-- Problem --
Without the pictures, return each record as it appears.

## start

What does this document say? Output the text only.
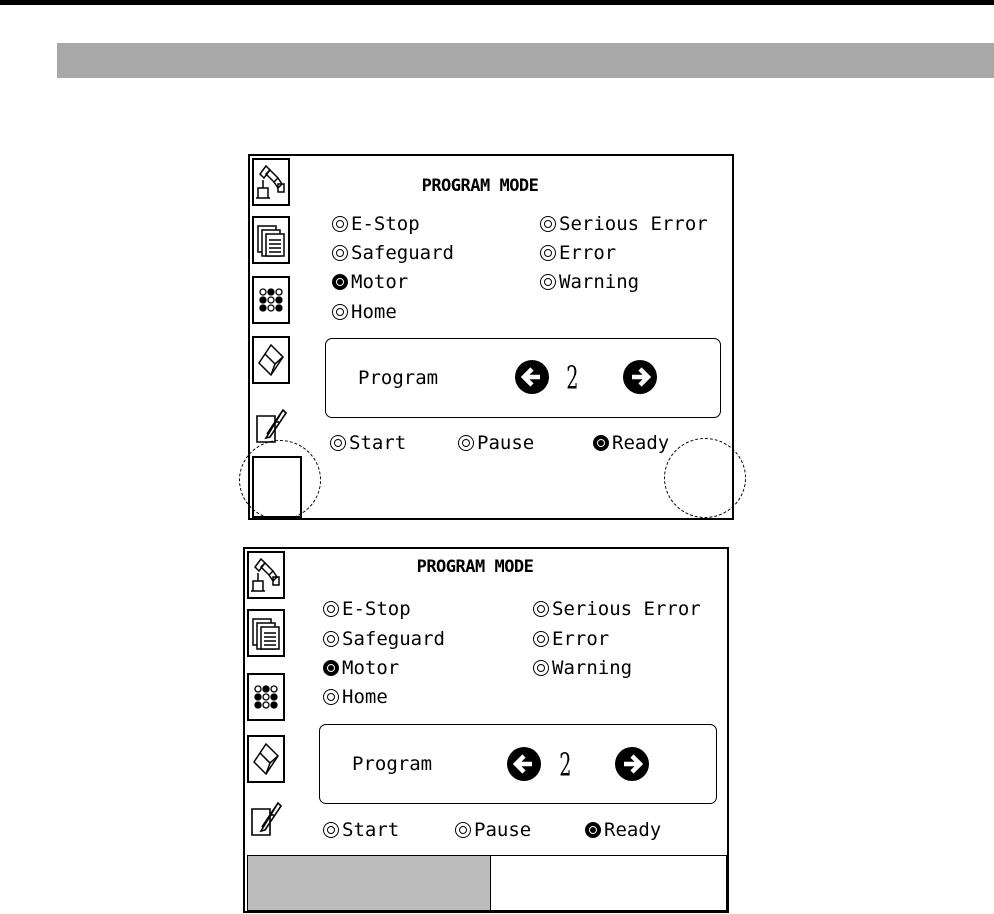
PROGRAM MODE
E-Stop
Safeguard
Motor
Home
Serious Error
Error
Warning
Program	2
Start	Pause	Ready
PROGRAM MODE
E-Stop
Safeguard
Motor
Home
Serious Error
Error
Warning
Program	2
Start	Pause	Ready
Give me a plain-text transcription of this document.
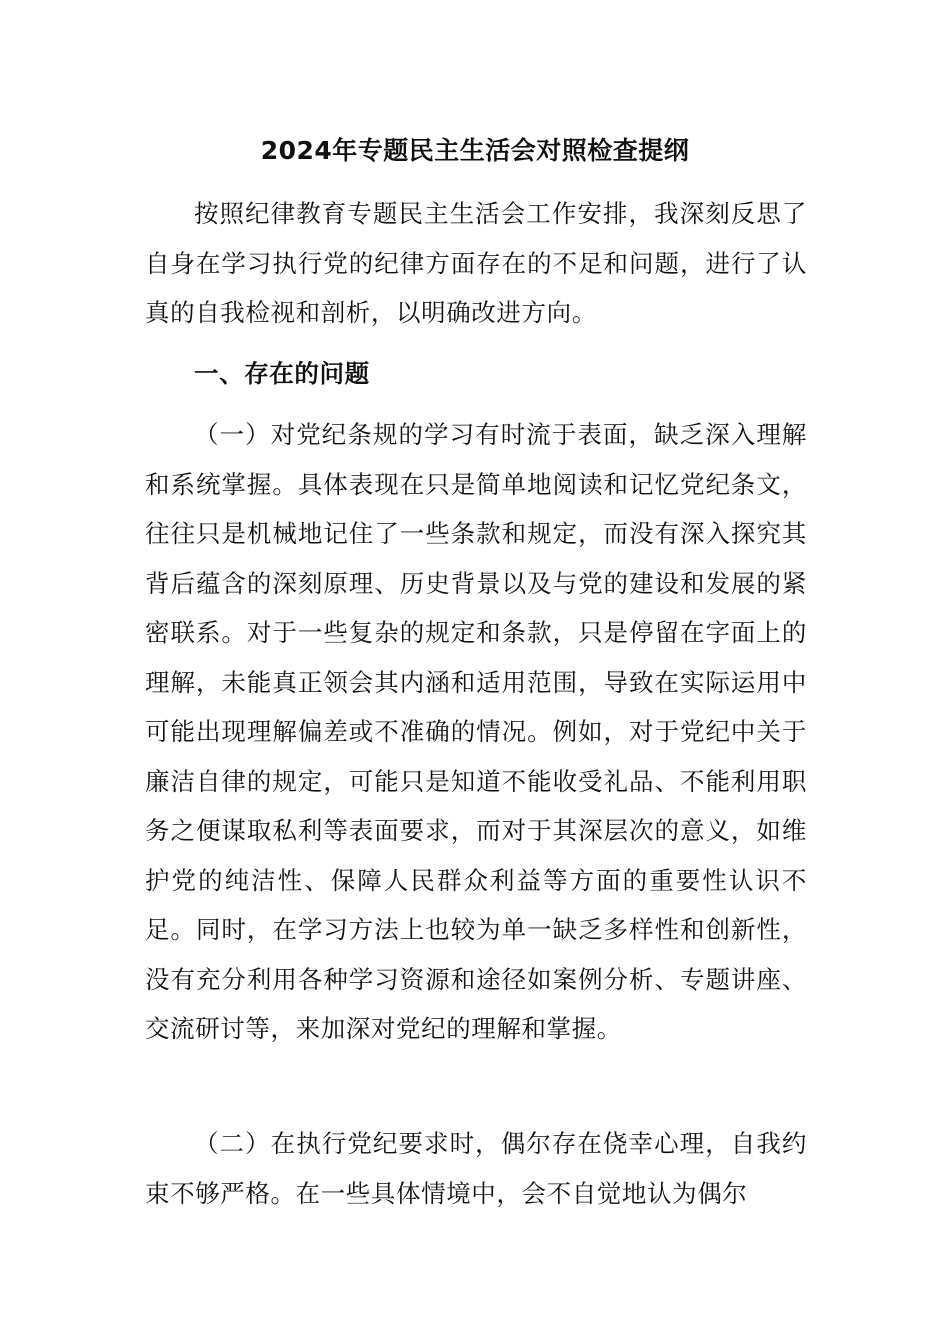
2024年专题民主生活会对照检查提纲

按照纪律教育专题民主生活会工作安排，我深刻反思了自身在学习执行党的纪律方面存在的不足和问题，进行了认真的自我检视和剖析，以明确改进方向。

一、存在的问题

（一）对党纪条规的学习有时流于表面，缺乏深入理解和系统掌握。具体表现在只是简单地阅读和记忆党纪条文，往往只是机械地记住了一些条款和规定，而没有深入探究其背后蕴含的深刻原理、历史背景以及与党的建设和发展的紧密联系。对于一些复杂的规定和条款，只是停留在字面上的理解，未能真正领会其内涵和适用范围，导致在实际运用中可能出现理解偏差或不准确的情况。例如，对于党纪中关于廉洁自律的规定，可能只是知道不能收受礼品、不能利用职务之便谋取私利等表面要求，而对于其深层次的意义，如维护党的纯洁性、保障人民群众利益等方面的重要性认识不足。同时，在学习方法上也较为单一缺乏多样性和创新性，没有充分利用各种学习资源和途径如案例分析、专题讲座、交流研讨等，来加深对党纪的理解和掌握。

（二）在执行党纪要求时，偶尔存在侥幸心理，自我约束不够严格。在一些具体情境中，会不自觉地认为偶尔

## end

-- Complete answer --
What does this document say? Output the text only.
PROGRAM MODE
E-Stop
Safeguard
Motor
Home
Serious Error
Error
Warning
Program	2
Start	Pause	Ready
PROGRAM MODE
E-Stop
Safeguard
Motor
Home
Serious Error
Error
Warning
Program	2
Start	Pause	Ready
Give me a plain-text transcription of this document.
2024年专题民主生活会对照检查提纲

按照纪律教育专题民主生活会工作安排，我深刻反思了自身在学习执行党的纪律方面存在的不足和问题，进行了认真的自我检视和剖析，以明确改进方向。

一、存在的问题

（一）对党纪条规的学习有时流于表面，缺乏深入理解和系统掌握。具体表现在只是简单地阅读和记忆党纪条文，往往只是机械地记住了一些条款和规定，而没有深入探究其背后蕴含的深刻原理、历史背景以及与党的建设和发展的紧密联系。对于一些复杂的规定和条款，只是停留在字面上的理解，未能真正领会其内涵和适用范围，导致在实际运用中可能出现理解偏差或不准确的情况。例如，对于党纪中关于廉洁自律的规定，可能只是知道不能收受礼品、不能利用职务之便谋取私利等表面要求，而对于其深层次的意义，如维护党的纯洁性、保障人民群众利益等方面的重要性认识不足。同时，在学习方法上也较为单一缺乏多样性和创新性，没有充分利用各种学习资源和途径如案例分析、专题讲座、交流研讨等，来加深对党纪的理解和掌握。

（二）在执行党纪要求时，偶尔存在侥幸心理，自我约束不够严格。在一些具体情境中，会不自觉地认为偶尔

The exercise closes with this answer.